start Supplied material
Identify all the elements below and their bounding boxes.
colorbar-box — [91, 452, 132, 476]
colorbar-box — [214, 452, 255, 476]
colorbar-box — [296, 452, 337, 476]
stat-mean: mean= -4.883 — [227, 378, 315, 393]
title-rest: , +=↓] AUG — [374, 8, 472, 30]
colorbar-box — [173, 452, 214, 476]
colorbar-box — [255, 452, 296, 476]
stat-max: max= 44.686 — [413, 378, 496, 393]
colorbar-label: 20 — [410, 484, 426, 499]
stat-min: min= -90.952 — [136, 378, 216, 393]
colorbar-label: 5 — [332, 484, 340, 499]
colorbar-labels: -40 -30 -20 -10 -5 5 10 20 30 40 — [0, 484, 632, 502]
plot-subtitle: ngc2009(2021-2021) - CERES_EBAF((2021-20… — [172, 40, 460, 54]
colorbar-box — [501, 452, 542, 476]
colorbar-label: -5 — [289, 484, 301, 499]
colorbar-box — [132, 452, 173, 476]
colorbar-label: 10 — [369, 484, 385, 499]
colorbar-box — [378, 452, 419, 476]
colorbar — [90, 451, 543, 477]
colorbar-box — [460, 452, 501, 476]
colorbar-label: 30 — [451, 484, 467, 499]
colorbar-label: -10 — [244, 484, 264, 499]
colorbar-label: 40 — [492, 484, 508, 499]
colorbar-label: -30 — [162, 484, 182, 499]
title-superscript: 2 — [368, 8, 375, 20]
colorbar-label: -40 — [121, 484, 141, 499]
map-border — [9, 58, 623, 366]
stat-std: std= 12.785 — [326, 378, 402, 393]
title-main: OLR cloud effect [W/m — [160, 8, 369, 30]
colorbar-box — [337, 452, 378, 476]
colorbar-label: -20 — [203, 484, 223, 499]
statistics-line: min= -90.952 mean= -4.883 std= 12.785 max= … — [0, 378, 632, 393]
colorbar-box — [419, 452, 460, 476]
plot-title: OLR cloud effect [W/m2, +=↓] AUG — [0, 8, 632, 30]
end Supplied material
— Instructions to follow —
Duplicate the stretch of entries from the start through the line containing "colorbar-box — [460, 452, 501, 476]", both ends included.

— Result of the exercise —
Identify all the elements below and their bounding boxes.
colorbar-box — [91, 452, 132, 476]
colorbar-box — [214, 452, 255, 476]
colorbar-box — [296, 452, 337, 476]
stat-mean: mean= -4.883 — [227, 378, 315, 393]
title-rest: , +=↓] AUG — [374, 8, 472, 30]
colorbar-box — [173, 452, 214, 476]
colorbar-box — [255, 452, 296, 476]
stat-max: max= 44.686 — [413, 378, 496, 393]
colorbar-label: 20 — [410, 484, 426, 499]
stat-min: min= -90.952 — [136, 378, 216, 393]
colorbar-label: 5 — [332, 484, 340, 499]
colorbar-labels: -40 -30 -20 -10 -5 5 10 20 30 40 — [0, 484, 632, 502]
plot-subtitle: ngc2009(2021-2021) - CERES_EBAF((2021-20… — [172, 40, 460, 54]
colorbar-box — [501, 452, 542, 476]
colorbar-label: -5 — [289, 484, 301, 499]
colorbar-box — [132, 452, 173, 476]
colorbar-label: 10 — [369, 484, 385, 499]
colorbar-box — [378, 452, 419, 476]
colorbar — [90, 451, 543, 477]
colorbar-box — [460, 452, 501, 476]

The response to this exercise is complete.